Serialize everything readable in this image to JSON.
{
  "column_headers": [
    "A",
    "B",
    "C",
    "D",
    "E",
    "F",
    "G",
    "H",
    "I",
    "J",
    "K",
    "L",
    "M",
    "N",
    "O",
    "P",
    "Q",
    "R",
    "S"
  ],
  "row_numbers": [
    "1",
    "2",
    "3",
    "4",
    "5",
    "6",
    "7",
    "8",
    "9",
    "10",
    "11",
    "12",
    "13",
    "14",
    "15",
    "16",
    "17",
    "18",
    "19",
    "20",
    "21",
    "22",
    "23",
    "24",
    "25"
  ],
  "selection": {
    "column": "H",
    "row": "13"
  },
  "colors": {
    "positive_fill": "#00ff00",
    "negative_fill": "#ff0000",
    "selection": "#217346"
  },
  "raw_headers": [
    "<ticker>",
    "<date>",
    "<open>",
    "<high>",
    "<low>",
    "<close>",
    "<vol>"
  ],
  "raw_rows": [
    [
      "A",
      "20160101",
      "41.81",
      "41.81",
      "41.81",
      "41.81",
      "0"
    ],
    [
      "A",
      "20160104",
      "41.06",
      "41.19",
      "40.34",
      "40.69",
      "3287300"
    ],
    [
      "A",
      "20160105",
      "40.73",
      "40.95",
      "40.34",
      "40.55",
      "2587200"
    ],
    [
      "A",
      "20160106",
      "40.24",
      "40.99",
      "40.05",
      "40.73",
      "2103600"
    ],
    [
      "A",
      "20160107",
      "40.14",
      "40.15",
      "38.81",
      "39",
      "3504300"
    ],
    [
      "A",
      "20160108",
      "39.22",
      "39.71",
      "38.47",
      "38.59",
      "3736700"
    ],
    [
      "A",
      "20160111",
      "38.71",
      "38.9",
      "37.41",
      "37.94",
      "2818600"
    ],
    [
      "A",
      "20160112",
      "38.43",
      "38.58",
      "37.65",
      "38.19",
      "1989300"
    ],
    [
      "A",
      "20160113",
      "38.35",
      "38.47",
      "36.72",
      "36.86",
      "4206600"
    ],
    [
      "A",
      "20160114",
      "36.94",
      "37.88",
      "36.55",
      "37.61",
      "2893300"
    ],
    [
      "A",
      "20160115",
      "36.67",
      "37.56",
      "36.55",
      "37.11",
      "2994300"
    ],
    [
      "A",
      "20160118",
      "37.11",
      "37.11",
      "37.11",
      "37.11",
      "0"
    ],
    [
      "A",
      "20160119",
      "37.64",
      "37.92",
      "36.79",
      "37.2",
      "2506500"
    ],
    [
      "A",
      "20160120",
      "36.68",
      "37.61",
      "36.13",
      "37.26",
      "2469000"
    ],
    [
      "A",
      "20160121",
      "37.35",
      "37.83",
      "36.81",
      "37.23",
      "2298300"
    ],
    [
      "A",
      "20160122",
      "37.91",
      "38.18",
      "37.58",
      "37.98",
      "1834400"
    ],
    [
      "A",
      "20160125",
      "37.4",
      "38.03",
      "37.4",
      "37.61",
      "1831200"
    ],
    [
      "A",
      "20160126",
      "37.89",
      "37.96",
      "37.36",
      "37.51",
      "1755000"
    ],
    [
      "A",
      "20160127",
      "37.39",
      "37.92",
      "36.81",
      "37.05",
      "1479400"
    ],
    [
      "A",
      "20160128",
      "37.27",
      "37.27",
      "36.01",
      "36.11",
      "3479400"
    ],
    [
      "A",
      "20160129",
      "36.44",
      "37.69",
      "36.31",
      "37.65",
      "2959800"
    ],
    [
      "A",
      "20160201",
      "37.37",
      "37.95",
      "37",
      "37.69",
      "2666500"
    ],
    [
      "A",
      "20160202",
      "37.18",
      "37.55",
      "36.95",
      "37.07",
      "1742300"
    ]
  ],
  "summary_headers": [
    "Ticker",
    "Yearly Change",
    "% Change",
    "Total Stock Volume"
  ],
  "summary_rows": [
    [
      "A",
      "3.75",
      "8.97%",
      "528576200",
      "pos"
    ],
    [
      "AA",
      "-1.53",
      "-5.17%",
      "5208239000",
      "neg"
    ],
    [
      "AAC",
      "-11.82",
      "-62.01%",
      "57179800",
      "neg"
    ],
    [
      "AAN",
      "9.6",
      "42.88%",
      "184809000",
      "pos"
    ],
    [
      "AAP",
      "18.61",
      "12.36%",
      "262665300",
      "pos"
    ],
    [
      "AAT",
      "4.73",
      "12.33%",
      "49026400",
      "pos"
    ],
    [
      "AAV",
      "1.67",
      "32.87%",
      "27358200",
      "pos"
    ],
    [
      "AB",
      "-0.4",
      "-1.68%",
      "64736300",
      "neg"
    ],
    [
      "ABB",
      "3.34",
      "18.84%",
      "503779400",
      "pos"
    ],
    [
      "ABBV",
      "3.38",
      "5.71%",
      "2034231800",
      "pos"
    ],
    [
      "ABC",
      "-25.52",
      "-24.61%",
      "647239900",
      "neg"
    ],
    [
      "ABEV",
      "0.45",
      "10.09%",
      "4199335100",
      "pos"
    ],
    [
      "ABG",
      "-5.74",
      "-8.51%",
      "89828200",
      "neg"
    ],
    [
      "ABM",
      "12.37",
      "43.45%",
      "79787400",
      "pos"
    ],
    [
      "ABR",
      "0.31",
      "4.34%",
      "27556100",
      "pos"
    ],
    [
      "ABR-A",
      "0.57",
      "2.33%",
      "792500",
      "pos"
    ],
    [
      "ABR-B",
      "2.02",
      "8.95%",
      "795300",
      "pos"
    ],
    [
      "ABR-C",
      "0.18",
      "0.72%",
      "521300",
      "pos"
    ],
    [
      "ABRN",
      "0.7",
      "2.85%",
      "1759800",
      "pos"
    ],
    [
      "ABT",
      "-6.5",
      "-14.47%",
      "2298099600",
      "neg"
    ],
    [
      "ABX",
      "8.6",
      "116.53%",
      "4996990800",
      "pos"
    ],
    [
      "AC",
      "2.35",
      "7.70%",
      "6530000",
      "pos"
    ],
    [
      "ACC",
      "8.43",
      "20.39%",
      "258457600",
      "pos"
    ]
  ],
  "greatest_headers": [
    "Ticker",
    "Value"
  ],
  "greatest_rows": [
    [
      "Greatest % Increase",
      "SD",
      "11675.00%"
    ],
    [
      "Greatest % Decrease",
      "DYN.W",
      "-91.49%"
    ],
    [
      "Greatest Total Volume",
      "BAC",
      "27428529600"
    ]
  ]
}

:: Exercise prompt ::
From the preceding material, extract every line exactly.

:: Finished exercise ::
Serialize everything readable in this image to JSON.
{
  "column_headers": [
    "A",
    "B",
    "C",
    "D",
    "E",
    "F",
    "G",
    "H",
    "I",
    "J",
    "K",
    "L",
    "M",
    "N",
    "O",
    "P",
    "Q",
    "R",
    "S"
  ],
  "row_numbers": [
    "1",
    "2",
    "3",
    "4",
    "5",
    "6",
    "7",
    "8",
    "9",
    "10",
    "11",
    "12",
    "13",
    "14",
    "15",
    "16",
    "17",
    "18",
    "19",
    "20",
    "21",
    "22",
    "23",
    "24",
    "25"
  ],
  "selection": {
    "column": "H",
    "row": "13"
  },
  "colors": {
    "positive_fill": "#00ff00",
    "negative_fill": "#ff0000",
    "selection": "#217346"
  },
  "raw_headers": [
    "<ticker>",
    "<date>",
    "<open>",
    "<high>",
    "<low>",
    "<close>",
    "<vol>"
  ],
  "raw_rows": [
    [
      "A",
      "20160101",
      "41.81",
      "41.81",
      "41.81",
      "41.81",
      "0"
    ],
    [
      "A",
      "20160104",
      "41.06",
      "41.19",
      "40.34",
      "40.69",
      "3287300"
    ],
    [
      "A",
      "20160105",
      "40.73",
      "40.95",
      "40.34",
      "40.55",
      "2587200"
    ],
    [
      "A",
      "20160106",
      "40.24",
      "40.99",
      "40.05",
      "40.73",
      "2103600"
    ],
    [
      "A",
      "20160107",
      "40.14",
      "40.15",
      "38.81",
      "39",
      "3504300"
    ],
    [
      "A",
      "20160108",
      "39.22",
      "39.71",
      "38.47",
      "38.59",
      "3736700"
    ],
    [
      "A",
      "20160111",
      "38.71",
      "38.9",
      "37.41",
      "37.94",
      "2818600"
    ],
    [
      "A",
      "20160112",
      "38.43",
      "38.58",
      "37.65",
      "38.19",
      "1989300"
    ],
    [
      "A",
      "20160113",
      "38.35",
      "38.47",
      "36.72",
      "36.86",
      "4206600"
    ],
    [
      "A",
      "20160114",
      "36.94",
      "37.88",
      "36.55",
      "37.61",
      "2893300"
    ],
    [
      "A",
      "20160115",
      "36.67",
      "37.56",
      "36.55",
      "37.11",
      "2994300"
    ],
    [
      "A",
      "20160118",
      "37.11",
      "37.11",
      "37.11",
      "37.11",
      "0"
    ],
    [
      "A",
      "20160119",
      "37.64",
      "37.92",
      "36.79",
      "37.2",
      "2506500"
    ],
    [
      "A",
      "20160120",
      "36.68",
      "37.61",
      "36.13",
      "37.26",
      "2469000"
    ],
    [
      "A",
      "20160121",
      "37.35",
      "37.83",
      "36.81",
      "37.23",
      "2298300"
    ],
    [
      "A",
      "20160122",
      "37.91",
      "38.18",
      "37.58",
      "37.98",
      "1834400"
    ],
    [
      "A",
      "20160125",
      "37.4",
      "38.03",
      "37.4",
      "37.61",
      "1831200"
    ],
    [
      "A",
      "20160126",
      "37.89",
      "37.96",
      "37.36",
      "37.51",
      "1755000"
    ],
    [
      "A",
      "20160127",
      "37.39",
      "37.92",
      "36.81",
      "37.05",
      "1479400"
    ],
    [
      "A",
      "20160128",
      "37.27",
      "37.27",
      "36.01",
      "36.11",
      "3479400"
    ],
    [
      "A",
      "20160129",
      "36.44",
      "37.69",
      "36.31",
      "37.65",
      "2959800"
    ],
    [
      "A",
      "20160201",
      "37.37",
      "37.95",
      "37",
      "37.69",
      "2666500"
    ],
    [
      "A",
      "20160202",
      "37.18",
      "37.55",
      "36.95",
      "37.07",
      "1742300"
    ]
  ],
  "summary_headers": [
    "Ticker",
    "Yearly Change",
    "% Change",
    "Total Stock Volume"
  ],
  "summary_rows": [
    [
      "A",
      "3.75",
      "8.97%",
      "528576200",
      "pos"
    ],
    [
      "AA",
      "-1.53",
      "-5.17%",
      "5208239000",
      "neg"
    ],
    [
      "AAC",
      "-11.82",
      "-62.01%",
      "57179800",
      "neg"
    ],
    [
      "AAN",
      "9.6",
      "42.88%",
      "184809000",
      "pos"
    ],
    [
      "AAP",
      "18.61",
      "12.36%",
      "262665300",
      "pos"
    ],
    [
      "AAT",
      "4.73",
      "12.33%",
      "49026400",
      "pos"
    ],
    [
      "AAV",
      "1.67",
      "32.87%",
      "27358200",
      "pos"
    ],
    [
      "AB",
      "-0.4",
      "-1.68%",
      "64736300",
      "neg"
    ],
    [
      "ABB",
      "3.34",
      "18.84%",
      "503779400",
      "pos"
    ],
    [
      "ABBV",
      "3.38",
      "5.71%",
      "2034231800",
      "pos"
    ],
    [
      "ABC",
      "-25.52",
      "-24.61%",
      "647239900",
      "neg"
    ],
    [
      "ABEV",
      "0.45",
      "10.09%",
      "4199335100",
      "pos"
    ],
    [
      "ABG",
      "-5.74",
      "-8.51%",
      "89828200",
      "neg"
    ],
    [
      "ABM",
      "12.37",
      "43.45%",
      "79787400",
      "pos"
    ],
    [
      "ABR",
      "0.31",
      "4.34%",
      "27556100",
      "pos"
    ],
    [
      "ABR-A",
      "0.57",
      "2.33%",
      "792500",
      "pos"
    ],
    [
      "ABR-B",
      "2.02",
      "8.95%",
      "795300",
      "pos"
    ],
    [
      "ABR-C",
      "0.18",
      "0.72%",
      "521300",
      "pos"
    ],
    [
      "ABRN",
      "0.7",
      "2.85%",
      "1759800",
      "pos"
    ],
    [
      "ABT",
      "-6.5",
      "-14.47%",
      "2298099600",
      "neg"
    ],
    [
      "ABX",
      "8.6",
      "116.53%",
      "4996990800",
      "pos"
    ],
    [
      "AC",
      "2.35",
      "7.70%",
      "6530000",
      "pos"
    ],
    [
      "ACC",
      "8.43",
      "20.39%",
      "258457600",
      "pos"
    ]
  ],
  "greatest_headers": [
    "Ticker",
    "Value"
  ],
  "greatest_rows": [
    [
      "Greatest % Increase",
      "SD",
      "11675.00%"
    ],
    [
      "Greatest % Decrease",
      "DYN.W",
      "-91.49%"
    ],
    [
      "Greatest Total Volume",
      "BAC",
      "27428529600"
    ]
  ]
}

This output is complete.